# Start of Source document

Skip to contents

Like dplyr::group_by(), but for patterns. tar_group() allows you to map or cross over subsets of data frames. Requires iteration = "group" on the target. See the example.

Usage

tar_group(x)

Arguments

x

Grouped data frame from dplyr::group_by()

Value

A data frame with a special tar_group column that targets will use to find subsets of your data frame.

Details

The goal of tar_group() is to post-process the return value of a data frame target to allow downstream targets to branch over subsets of rows. It takes the groups defined by dplyr::group_by() and translates that information into a special tar_group is a column. tar_group is a vector of positive integers from 1 to the number of groups. Rows with the same integer in tar_group belong to the same group, and branches are arranged in increasing order with respect to the integers in tar_group. The assignment of tar_group integers to group levels depends on the orderings inside the grouping variables and not the order of rows in the dataset. dplyr::group_keys() on the grouped data frame shows how the grouping variables correspond to the integers in the tar_group column.

Examples

if (identical(Sys.getenv("TAR_EXAMPLES"), "true")) { # for CRAN
# The tar_group() function simply creates
# a tar_group column to partition the rows
# of a data frame.
data.frame(
  x = seq_len(6),
  id = rep(letters[seq_len(3)], each = 2)
) %>%
  dplyr::group_by(id) %>%
  tar_group()
# We use tar_group() below to branch over
# subsets of a data frame defined with dplyr::group_by().
tar_dir({ # tar_dir() runs code from a temp dir for CRAN.
tar_script({
library(dplyr)
list(
  tar_target(
    data,
    data.frame(
      x = seq_len(6),
      id = rep(letters[seq_len(3)], each = 2)
    ) %>%
      group_by(id) %>%
      tar_group(),
    iteration = "group"
  ),
  tar_target(
    sums,
    sum(data$x),
    pattern = map(data),
    iteration = "vector"
  )
)
})
tar_make()
tar_read(sums) # Should be c(3, 7, 11).
})
}

# End of Source document
# Start of Exercise data

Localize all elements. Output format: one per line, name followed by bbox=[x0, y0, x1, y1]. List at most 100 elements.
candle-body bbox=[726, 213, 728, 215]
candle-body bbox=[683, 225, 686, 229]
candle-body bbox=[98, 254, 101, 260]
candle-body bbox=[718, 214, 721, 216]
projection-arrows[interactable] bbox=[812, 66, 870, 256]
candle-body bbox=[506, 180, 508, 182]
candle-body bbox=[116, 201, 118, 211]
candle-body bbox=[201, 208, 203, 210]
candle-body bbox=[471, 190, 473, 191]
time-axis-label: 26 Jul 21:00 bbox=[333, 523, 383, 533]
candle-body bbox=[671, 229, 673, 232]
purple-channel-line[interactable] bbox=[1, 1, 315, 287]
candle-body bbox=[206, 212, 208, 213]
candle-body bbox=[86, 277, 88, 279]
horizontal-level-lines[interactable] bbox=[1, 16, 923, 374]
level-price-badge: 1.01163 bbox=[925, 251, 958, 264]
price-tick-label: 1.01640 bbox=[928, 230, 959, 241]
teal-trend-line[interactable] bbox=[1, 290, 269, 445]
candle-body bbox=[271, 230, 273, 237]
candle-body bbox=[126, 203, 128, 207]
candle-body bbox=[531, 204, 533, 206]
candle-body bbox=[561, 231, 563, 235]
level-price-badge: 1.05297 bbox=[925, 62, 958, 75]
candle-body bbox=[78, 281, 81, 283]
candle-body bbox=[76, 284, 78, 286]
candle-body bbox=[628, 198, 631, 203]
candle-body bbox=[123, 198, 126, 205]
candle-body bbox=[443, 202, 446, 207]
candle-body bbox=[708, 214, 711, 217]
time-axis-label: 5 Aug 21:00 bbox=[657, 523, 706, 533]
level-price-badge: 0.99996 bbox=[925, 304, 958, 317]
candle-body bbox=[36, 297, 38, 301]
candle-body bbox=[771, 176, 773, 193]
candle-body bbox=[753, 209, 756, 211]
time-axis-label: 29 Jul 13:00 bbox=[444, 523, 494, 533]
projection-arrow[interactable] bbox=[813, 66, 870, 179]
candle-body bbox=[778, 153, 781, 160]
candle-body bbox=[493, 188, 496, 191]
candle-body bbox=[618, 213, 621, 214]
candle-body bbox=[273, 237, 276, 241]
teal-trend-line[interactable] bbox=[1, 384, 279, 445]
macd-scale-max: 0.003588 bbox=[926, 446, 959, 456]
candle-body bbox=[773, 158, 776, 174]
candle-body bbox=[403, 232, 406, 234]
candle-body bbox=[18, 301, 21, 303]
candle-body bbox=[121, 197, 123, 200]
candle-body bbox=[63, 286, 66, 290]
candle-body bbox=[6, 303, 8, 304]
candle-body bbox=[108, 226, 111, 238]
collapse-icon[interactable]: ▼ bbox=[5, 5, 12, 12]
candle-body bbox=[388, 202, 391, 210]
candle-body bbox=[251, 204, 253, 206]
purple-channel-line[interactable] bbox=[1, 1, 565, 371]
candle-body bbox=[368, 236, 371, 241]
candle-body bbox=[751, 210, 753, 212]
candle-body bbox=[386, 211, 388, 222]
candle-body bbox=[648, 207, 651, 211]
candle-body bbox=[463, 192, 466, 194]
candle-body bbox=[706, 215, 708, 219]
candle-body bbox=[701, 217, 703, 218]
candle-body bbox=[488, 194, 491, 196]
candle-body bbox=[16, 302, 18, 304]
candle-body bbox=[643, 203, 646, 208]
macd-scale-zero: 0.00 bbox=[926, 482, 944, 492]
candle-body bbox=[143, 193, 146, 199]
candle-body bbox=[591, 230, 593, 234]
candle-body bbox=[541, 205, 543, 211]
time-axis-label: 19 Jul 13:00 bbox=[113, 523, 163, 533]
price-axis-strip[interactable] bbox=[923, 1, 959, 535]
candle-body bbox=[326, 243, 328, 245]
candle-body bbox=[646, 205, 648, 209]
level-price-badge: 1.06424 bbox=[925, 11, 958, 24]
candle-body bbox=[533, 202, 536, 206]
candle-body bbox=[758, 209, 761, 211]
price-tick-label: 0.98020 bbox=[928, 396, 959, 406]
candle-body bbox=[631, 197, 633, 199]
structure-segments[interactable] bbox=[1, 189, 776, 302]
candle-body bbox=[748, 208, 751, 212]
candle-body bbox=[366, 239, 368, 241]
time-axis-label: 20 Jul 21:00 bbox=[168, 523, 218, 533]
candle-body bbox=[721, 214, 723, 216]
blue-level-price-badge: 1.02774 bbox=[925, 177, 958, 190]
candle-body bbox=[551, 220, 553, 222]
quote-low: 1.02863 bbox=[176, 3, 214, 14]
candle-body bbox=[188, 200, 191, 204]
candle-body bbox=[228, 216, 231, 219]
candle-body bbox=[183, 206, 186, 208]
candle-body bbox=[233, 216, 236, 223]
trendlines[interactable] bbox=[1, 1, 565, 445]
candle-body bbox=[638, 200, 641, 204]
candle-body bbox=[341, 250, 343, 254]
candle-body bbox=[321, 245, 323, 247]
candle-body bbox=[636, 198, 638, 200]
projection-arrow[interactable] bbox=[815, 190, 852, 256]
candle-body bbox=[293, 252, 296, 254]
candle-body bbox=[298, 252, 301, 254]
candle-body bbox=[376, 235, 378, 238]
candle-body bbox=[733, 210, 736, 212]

# End of Exercise data

• Directives:
- 1) According to the tar_group() documentation, which iteration setting must the target have?
- 2) Collect every line of the listing that contains the string "badge", matching case exactly.

• Results for the exercise:
- 1) iteration = "group"

- 2)
level-price-badge: 1.01163 bbox=[925, 251, 958, 264]
level-price-badge: 1.05297 bbox=[925, 62, 958, 75]
level-price-badge: 0.99996 bbox=[925, 304, 958, 317]
level-price-badge: 1.06424 bbox=[925, 11, 958, 24]
blue-level-price-badge: 1.02774 bbox=[925, 177, 958, 190]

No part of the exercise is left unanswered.